**Task prompt:** Please output exactly the run of lines that starts at the line with "Type out the text in this image." and ends at the last line of the records below.

**Material provided:**
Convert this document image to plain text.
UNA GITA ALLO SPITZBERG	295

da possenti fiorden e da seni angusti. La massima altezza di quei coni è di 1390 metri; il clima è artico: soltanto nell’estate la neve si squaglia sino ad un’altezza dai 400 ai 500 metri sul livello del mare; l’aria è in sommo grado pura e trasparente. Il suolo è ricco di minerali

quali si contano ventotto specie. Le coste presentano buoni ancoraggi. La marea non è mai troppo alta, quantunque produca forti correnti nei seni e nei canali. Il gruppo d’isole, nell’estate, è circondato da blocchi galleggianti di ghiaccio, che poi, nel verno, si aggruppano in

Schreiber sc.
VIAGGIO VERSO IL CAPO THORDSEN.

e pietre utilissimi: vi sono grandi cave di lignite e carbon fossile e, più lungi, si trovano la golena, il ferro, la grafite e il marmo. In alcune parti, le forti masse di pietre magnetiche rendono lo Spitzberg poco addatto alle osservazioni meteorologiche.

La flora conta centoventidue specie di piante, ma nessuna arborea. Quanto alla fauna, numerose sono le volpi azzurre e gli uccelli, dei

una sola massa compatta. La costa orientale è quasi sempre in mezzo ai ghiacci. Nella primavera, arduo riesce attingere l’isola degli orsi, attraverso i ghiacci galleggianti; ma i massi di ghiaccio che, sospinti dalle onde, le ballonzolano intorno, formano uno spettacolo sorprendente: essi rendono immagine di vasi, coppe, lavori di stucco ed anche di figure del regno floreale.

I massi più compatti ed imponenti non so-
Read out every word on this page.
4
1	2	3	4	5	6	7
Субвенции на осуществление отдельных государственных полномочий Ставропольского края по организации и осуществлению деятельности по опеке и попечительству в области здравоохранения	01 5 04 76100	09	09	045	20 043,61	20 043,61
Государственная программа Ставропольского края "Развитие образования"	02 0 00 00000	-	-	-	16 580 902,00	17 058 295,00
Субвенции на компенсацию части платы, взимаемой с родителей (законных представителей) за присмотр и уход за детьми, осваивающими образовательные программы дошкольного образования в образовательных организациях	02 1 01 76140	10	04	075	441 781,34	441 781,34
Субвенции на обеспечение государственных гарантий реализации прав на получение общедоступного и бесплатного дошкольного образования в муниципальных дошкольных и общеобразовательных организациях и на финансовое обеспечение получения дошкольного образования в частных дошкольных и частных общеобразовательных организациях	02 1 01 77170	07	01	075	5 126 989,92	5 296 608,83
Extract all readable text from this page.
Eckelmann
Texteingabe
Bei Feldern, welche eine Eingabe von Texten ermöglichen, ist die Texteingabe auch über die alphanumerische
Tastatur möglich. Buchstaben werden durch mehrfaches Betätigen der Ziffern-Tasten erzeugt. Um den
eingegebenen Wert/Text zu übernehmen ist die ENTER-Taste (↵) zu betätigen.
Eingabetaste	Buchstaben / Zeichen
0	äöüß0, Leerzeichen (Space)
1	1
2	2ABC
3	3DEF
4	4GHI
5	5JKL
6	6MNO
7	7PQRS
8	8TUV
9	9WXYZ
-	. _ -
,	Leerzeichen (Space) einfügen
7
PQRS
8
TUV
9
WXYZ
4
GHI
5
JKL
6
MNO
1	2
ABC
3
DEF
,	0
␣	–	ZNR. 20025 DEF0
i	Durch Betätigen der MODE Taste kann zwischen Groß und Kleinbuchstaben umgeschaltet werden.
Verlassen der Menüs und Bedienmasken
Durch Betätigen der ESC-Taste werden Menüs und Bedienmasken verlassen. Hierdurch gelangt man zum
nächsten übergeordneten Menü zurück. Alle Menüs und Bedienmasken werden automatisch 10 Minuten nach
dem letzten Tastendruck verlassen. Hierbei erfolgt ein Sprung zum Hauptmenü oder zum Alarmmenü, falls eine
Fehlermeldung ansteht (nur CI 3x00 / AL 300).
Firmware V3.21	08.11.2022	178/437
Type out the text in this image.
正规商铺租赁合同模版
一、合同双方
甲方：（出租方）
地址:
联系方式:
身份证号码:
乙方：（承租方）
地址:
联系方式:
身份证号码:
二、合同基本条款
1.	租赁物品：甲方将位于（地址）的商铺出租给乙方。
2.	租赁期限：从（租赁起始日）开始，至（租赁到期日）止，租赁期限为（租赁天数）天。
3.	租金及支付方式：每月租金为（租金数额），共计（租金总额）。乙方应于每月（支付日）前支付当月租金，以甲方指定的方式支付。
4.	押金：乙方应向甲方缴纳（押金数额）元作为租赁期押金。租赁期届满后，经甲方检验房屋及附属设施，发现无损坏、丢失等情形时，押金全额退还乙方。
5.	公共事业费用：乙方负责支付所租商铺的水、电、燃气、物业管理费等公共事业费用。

**Result of this exercise:**
Type out the text in this image.
正规商铺租赁合同模版
一、合同双方
甲方：（出租方）
地址:
联系方式:
身份证号码:
乙方：（承租方）
地址:
联系方式:
身份证号码:
二、合同基本条款
1.	租赁物品：甲方将位于（地址）的商铺出租给乙方。
2.	租赁期限：从（租赁起始日）开始，至（租赁到期日）止，租赁期限为（租赁天数）天。
3.	租金及支付方式：每月租金为（租金数额），共计（租金总额）。乙方应于每月（支付日）前支付当月租金，以甲方指定的方式支付。
4.	押金：乙方应向甲方缴纳（押金数额）元作为租赁期押金。租赁期届满后，经甲方检验房屋及附属设施，发现无损坏、丢失等情形时，押金全额退还乙方。
5.	公共事业费用：乙方负责支付所租商铺的水、电、燃气、物业管理费等公共事业费用。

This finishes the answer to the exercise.